Given data:

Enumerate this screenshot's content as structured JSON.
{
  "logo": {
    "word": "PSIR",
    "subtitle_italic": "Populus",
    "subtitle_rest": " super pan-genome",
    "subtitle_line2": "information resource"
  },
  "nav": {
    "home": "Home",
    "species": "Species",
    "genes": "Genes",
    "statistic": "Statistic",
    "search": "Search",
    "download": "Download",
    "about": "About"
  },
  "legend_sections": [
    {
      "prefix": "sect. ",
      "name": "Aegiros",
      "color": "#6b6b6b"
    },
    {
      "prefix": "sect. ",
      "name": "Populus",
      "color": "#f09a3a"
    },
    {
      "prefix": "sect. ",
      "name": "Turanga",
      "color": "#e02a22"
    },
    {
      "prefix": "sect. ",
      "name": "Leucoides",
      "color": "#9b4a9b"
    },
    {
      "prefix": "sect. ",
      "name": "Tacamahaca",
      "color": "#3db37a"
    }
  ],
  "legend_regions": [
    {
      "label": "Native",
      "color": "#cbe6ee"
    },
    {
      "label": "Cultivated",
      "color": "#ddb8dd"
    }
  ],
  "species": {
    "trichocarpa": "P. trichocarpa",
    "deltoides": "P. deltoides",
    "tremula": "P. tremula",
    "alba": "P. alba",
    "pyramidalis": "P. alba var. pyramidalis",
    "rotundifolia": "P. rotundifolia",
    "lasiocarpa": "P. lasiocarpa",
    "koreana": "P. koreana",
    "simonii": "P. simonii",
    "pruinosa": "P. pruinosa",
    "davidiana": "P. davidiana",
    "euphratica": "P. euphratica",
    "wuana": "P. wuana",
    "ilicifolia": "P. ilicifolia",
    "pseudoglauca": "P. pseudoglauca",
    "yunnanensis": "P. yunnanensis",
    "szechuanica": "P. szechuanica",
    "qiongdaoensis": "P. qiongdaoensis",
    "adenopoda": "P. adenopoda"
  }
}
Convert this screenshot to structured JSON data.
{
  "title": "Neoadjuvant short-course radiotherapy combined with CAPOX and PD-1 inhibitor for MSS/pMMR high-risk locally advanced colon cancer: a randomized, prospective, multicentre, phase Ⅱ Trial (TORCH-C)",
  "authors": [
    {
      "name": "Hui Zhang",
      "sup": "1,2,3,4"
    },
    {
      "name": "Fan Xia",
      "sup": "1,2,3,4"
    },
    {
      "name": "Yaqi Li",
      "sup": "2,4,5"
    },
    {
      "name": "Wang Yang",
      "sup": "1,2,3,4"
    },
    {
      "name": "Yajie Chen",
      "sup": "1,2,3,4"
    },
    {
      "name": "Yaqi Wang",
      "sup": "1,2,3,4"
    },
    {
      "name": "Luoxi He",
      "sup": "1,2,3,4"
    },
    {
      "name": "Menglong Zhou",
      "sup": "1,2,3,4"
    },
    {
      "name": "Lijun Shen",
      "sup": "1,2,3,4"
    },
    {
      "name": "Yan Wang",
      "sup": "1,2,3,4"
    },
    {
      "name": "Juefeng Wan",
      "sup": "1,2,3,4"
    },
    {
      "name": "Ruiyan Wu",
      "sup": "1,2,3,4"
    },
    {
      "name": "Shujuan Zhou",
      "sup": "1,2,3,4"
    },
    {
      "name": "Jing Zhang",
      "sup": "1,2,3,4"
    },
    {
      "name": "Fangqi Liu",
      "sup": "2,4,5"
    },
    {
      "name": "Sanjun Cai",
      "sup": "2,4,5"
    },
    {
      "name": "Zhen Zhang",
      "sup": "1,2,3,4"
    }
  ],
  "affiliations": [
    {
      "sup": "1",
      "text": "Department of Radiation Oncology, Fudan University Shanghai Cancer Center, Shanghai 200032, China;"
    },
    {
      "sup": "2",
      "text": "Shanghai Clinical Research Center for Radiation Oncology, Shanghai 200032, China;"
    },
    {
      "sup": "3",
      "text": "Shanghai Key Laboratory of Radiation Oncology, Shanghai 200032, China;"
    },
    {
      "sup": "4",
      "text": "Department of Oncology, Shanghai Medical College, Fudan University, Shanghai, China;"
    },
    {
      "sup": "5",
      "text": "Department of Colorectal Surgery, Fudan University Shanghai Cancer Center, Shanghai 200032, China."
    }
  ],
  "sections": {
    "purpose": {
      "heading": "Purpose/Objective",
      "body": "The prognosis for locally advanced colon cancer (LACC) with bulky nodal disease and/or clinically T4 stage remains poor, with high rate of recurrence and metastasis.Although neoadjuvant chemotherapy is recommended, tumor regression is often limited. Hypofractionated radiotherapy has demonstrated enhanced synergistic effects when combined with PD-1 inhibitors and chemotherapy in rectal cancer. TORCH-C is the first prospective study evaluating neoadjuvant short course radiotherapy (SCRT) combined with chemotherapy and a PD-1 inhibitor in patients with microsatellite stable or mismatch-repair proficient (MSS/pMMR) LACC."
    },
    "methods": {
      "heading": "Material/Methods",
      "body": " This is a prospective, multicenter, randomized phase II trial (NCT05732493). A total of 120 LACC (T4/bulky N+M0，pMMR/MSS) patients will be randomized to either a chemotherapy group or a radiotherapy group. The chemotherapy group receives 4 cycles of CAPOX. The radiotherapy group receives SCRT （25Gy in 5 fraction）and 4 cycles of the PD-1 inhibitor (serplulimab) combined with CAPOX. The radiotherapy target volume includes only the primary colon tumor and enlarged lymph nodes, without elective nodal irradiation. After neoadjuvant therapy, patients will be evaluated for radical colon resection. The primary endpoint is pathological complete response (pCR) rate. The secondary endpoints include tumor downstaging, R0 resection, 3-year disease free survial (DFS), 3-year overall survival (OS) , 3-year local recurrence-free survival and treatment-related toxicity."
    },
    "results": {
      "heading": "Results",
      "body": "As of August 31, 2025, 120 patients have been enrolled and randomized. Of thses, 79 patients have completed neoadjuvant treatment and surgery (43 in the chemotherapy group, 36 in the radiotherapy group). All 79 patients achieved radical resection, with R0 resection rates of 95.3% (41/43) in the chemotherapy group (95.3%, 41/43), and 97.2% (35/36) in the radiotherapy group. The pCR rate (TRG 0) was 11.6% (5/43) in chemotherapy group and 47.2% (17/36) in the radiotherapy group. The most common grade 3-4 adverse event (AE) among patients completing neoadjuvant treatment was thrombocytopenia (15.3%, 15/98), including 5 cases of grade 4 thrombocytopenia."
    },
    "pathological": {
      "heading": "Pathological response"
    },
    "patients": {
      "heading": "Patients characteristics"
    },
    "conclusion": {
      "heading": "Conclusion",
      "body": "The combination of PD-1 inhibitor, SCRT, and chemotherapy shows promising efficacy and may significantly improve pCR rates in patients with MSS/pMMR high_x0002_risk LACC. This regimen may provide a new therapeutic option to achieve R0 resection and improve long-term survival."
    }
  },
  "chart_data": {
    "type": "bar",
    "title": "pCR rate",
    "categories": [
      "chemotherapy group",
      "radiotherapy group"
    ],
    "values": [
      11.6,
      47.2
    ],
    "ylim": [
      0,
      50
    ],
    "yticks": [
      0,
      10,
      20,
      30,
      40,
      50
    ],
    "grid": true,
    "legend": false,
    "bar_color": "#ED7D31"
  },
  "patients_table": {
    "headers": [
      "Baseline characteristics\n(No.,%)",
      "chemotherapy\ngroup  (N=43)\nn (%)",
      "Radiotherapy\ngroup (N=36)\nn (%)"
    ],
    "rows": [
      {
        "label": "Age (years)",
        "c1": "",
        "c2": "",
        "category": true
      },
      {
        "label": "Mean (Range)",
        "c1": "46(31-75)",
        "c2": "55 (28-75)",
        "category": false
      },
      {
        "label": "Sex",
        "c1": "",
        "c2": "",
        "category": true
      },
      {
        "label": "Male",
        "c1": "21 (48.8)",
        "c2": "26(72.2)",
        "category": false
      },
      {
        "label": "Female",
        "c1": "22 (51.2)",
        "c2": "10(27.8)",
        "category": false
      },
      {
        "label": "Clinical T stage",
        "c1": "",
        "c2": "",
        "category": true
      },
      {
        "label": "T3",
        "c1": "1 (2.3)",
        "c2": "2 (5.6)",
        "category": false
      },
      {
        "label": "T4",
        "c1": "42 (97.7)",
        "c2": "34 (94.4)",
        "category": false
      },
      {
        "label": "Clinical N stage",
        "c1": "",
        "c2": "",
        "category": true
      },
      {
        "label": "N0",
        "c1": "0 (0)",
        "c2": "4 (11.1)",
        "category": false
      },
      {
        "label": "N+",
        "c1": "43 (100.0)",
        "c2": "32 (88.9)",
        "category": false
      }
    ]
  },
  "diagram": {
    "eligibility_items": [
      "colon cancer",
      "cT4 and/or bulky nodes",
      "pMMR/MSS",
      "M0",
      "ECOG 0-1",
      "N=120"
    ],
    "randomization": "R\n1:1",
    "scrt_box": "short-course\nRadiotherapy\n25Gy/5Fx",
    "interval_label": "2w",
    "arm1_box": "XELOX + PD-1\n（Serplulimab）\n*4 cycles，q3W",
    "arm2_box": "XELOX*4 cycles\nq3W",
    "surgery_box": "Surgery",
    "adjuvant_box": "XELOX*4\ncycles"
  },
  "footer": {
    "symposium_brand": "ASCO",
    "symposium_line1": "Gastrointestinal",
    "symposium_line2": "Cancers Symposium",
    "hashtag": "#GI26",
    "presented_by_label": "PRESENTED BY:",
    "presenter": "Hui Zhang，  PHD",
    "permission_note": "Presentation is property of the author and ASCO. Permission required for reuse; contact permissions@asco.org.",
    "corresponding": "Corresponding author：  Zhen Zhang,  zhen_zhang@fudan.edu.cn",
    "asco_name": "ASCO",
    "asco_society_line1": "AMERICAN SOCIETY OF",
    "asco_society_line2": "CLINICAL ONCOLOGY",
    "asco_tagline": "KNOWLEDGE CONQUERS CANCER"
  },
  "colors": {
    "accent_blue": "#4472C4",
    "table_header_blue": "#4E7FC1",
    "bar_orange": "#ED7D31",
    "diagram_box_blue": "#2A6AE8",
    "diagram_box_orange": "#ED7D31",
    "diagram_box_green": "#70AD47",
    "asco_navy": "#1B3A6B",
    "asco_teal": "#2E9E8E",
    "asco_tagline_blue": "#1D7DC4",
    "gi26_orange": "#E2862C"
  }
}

Work to be completed: Scan the entries above, and wherever a line holds the string "Populus", copy it.

Output for this task:
    "subtitle_italic": "Populus",
      "name": "Populus",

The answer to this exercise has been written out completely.